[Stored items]
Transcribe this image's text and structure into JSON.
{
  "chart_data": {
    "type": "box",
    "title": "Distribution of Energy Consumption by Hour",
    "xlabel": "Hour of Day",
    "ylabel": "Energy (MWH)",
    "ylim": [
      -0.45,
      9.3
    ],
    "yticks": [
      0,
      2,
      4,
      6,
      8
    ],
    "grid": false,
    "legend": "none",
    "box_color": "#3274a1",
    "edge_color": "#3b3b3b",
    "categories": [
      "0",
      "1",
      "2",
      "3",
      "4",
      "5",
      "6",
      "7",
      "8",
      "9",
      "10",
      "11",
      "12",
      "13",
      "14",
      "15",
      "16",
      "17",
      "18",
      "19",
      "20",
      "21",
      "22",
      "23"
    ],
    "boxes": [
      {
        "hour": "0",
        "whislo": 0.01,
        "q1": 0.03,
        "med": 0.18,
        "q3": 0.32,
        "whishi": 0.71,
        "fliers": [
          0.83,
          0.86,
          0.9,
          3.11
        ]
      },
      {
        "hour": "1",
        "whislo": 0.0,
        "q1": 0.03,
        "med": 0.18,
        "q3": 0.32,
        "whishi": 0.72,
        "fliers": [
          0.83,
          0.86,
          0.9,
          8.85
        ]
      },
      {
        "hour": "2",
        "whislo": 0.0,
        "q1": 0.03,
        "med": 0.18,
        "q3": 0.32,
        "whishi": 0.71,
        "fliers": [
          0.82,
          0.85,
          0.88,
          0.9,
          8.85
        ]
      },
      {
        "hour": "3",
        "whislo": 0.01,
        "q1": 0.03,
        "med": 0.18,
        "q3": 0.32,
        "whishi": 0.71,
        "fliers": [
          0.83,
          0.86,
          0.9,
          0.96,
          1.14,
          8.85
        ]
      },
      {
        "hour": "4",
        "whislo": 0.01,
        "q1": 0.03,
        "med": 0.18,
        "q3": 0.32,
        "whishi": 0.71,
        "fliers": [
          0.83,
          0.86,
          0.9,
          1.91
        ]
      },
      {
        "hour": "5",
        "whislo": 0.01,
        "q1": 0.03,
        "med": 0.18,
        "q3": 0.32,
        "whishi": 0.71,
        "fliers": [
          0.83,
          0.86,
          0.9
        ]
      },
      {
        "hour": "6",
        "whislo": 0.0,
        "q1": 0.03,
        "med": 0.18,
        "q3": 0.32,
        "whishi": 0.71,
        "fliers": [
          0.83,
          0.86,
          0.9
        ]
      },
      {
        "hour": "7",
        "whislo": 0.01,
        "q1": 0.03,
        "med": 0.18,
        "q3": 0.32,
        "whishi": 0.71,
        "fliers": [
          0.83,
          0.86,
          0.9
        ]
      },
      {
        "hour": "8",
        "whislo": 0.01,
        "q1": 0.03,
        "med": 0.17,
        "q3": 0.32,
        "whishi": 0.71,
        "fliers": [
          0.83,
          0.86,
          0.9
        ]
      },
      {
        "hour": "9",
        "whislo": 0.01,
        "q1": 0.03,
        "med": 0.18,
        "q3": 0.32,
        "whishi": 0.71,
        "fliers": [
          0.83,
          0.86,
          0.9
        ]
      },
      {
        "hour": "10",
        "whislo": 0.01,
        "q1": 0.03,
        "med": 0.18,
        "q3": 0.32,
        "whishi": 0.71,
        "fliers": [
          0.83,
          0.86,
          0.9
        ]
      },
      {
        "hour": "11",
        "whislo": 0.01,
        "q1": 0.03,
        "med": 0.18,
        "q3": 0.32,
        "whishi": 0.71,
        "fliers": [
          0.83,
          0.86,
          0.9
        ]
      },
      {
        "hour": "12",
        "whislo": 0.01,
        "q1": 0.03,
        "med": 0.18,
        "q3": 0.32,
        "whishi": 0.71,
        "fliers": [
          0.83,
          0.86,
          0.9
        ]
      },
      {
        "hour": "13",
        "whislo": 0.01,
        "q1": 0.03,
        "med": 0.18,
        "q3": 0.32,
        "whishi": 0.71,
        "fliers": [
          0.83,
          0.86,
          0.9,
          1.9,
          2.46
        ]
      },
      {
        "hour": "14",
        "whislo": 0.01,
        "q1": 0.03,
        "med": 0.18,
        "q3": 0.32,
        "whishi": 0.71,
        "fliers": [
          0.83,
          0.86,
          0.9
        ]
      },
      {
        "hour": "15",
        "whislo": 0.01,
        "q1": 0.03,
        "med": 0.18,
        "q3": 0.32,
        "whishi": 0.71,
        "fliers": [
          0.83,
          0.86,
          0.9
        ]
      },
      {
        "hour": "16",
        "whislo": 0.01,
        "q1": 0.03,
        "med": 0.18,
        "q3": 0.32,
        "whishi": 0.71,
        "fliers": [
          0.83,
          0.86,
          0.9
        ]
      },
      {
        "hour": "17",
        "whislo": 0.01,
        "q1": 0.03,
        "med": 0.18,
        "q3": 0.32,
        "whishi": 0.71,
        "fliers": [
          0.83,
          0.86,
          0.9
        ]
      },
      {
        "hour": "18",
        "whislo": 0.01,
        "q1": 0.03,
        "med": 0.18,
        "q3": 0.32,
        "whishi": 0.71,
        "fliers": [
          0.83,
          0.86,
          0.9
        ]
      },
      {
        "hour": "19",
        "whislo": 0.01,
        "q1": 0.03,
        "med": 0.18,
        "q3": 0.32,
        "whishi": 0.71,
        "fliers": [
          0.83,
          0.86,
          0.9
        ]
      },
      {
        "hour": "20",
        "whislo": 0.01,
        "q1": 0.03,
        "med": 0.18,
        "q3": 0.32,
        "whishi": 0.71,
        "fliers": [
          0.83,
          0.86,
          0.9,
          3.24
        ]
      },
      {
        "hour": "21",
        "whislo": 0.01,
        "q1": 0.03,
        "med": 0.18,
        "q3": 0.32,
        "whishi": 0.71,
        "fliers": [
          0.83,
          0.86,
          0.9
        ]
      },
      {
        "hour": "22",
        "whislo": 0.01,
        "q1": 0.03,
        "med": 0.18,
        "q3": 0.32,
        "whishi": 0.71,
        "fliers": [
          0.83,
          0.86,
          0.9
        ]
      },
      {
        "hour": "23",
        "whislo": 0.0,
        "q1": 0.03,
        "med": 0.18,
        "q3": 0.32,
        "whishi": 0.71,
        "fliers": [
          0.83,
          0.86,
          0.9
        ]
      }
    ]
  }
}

■ **What the exercise asks**
Output all records verbatim.

■ **Task output**
Transcribe this image's text and structure into JSON.
{
  "chart_data": {
    "type": "box",
    "title": "Distribution of Energy Consumption by Hour",
    "xlabel": "Hour of Day",
    "ylabel": "Energy (MWH)",
    "ylim": [
      -0.45,
      9.3
    ],
    "yticks": [
      0,
      2,
      4,
      6,
      8
    ],
    "grid": false,
    "legend": "none",
    "box_color": "#3274a1",
    "edge_color": "#3b3b3b",
    "categories": [
      "0",
      "1",
      "2",
      "3",
      "4",
      "5",
      "6",
      "7",
      "8",
      "9",
      "10",
      "11",
      "12",
      "13",
      "14",
      "15",
      "16",
      "17",
      "18",
      "19",
      "20",
      "21",
      "22",
      "23"
    ],
    "boxes": [
      {
        "hour": "0",
        "whislo": 0.01,
        "q1": 0.03,
        "med": 0.18,
        "q3": 0.32,
        "whishi": 0.71,
        "fliers": [
          0.83,
          0.86,
          0.9,
          3.11
        ]
      },
      {
        "hour": "1",
        "whislo": 0.0,
        "q1": 0.03,
        "med": 0.18,
        "q3": 0.32,
        "whishi": 0.72,
        "fliers": [
          0.83,
          0.86,
          0.9,
          8.85
        ]
      },
      {
        "hour": "2",
        "whislo": 0.0,
        "q1": 0.03,
        "med": 0.18,
        "q3": 0.32,
        "whishi": 0.71,
        "fliers": [
          0.82,
          0.85,
          0.88,
          0.9,
          8.85
        ]
      },
      {
        "hour": "3",
        "whislo": 0.01,
        "q1": 0.03,
        "med": 0.18,
        "q3": 0.32,
        "whishi": 0.71,
        "fliers": [
          0.83,
          0.86,
          0.9,
          0.96,
          1.14,
          8.85
        ]
      },
      {
        "hour": "4",
        "whislo": 0.01,
        "q1": 0.03,
        "med": 0.18,
        "q3": 0.32,
        "whishi": 0.71,
        "fliers": [
          0.83,
          0.86,
          0.9,
          1.91
        ]
      },
      {
        "hour": "5",
        "whislo": 0.01,
        "q1": 0.03,
        "med": 0.18,
        "q3": 0.32,
        "whishi": 0.71,
        "fliers": [
          0.83,
          0.86,
          0.9
        ]
      },
      {
        "hour": "6",
        "whislo": 0.0,
        "q1": 0.03,
        "med": 0.18,
        "q3": 0.32,
        "whishi": 0.71,
        "fliers": [
          0.83,
          0.86,
          0.9
        ]
      },
      {
        "hour": "7",
        "whislo": 0.01,
        "q1": 0.03,
        "med": 0.18,
        "q3": 0.32,
        "whishi": 0.71,
        "fliers": [
          0.83,
          0.86,
          0.9
        ]
      },
      {
        "hour": "8",
        "whislo": 0.01,
        "q1": 0.03,
        "med": 0.17,
        "q3": 0.32,
        "whishi": 0.71,
        "fliers": [
          0.83,
          0.86,
          0.9
        ]
      },
      {
        "hour": "9",
        "whislo": 0.01,
        "q1": 0.03,
        "med": 0.18,
        "q3": 0.32,
        "whishi": 0.71,
        "fliers": [
          0.83,
          0.86,
          0.9
        ]
      },
      {
        "hour": "10",
        "whislo": 0.01,
        "q1": 0.03,
        "med": 0.18,
        "q3": 0.32,
        "whishi": 0.71,
        "fliers": [
          0.83,
          0.86,
          0.9
        ]
      },
      {
        "hour": "11",
        "whislo": 0.01,
        "q1": 0.03,
        "med": 0.18,
        "q3": 0.32,
        "whishi": 0.71,
        "fliers": [
          0.83,
          0.86,
          0.9
        ]
      },
      {
        "hour": "12",
        "whislo": 0.01,
        "q1": 0.03,
        "med": 0.18,
        "q3": 0.32,
        "whishi": 0.71,
        "fliers": [
          0.83,
          0.86,
          0.9
        ]
      },
      {
        "hour": "13",
        "whislo": 0.01,
        "q1": 0.03,
        "med": 0.18,
        "q3": 0.32,
        "whishi": 0.71,
        "fliers": [
          0.83,
          0.86,
          0.9,
          1.9,
          2.46
        ]
      },
      {
        "hour": "14",
        "whislo": 0.01,
        "q1": 0.03,
        "med": 0.18,
        "q3": 0.32,
        "whishi": 0.71,
        "fliers": [
          0.83,
          0.86,
          0.9
        ]
      },
      {
        "hour": "15",
        "whislo": 0.01,
        "q1": 0.03,
        "med": 0.18,
        "q3": 0.32,
        "whishi": 0.71,
        "fliers": [
          0.83,
          0.86,
          0.9
        ]
      },
      {
        "hour": "16",
        "whislo": 0.01,
        "q1": 0.03,
        "med": 0.18,
        "q3": 0.32,
        "whishi": 0.71,
        "fliers": [
          0.83,
          0.86,
          0.9
        ]
      },
      {
        "hour": "17",
        "whislo": 0.01,
        "q1": 0.03,
        "med": 0.18,
        "q3": 0.32,
        "whishi": 0.71,
        "fliers": [
          0.83,
          0.86,
          0.9
        ]
      },
      {
        "hour": "18",
        "whislo": 0.01,
        "q1": 0.03,
        "med": 0.18,
        "q3": 0.32,
        "whishi": 0.71,
        "fliers": [
          0.83,
          0.86,
          0.9
        ]
      },
      {
        "hour": "19",
        "whislo": 0.01,
        "q1": 0.03,
        "med": 0.18,
        "q3": 0.32,
        "whishi": 0.71,
        "fliers": [
          0.83,
          0.86,
          0.9
        ]
      },
      {
        "hour": "20",
        "whislo": 0.01,
        "q1": 0.03,
        "med": 0.18,
        "q3": 0.32,
        "whishi": 0.71,
        "fliers": [
          0.83,
          0.86,
          0.9,
          3.24
        ]
      },
      {
        "hour": "21",
        "whislo": 0.01,
        "q1": 0.03,
        "med": 0.18,
        "q3": 0.32,
        "whishi": 0.71,
        "fliers": [
          0.83,
          0.86,
          0.9
        ]
      },
      {
        "hour": "22",
        "whislo": 0.01,
        "q1": 0.03,
        "med": 0.18,
        "q3": 0.32,
        "whishi": 0.71,
        "fliers": [
          0.83,
          0.86,
          0.9
        ]
      },
      {
        "hour": "23",
        "whislo": 0.0,
        "q1": 0.03,
        "med": 0.18,
        "q3": 0.32,
        "whishi": 0.71,
        "fliers": [
          0.83,
          0.86,
          0.9
        ]
      }
    ]
  }
}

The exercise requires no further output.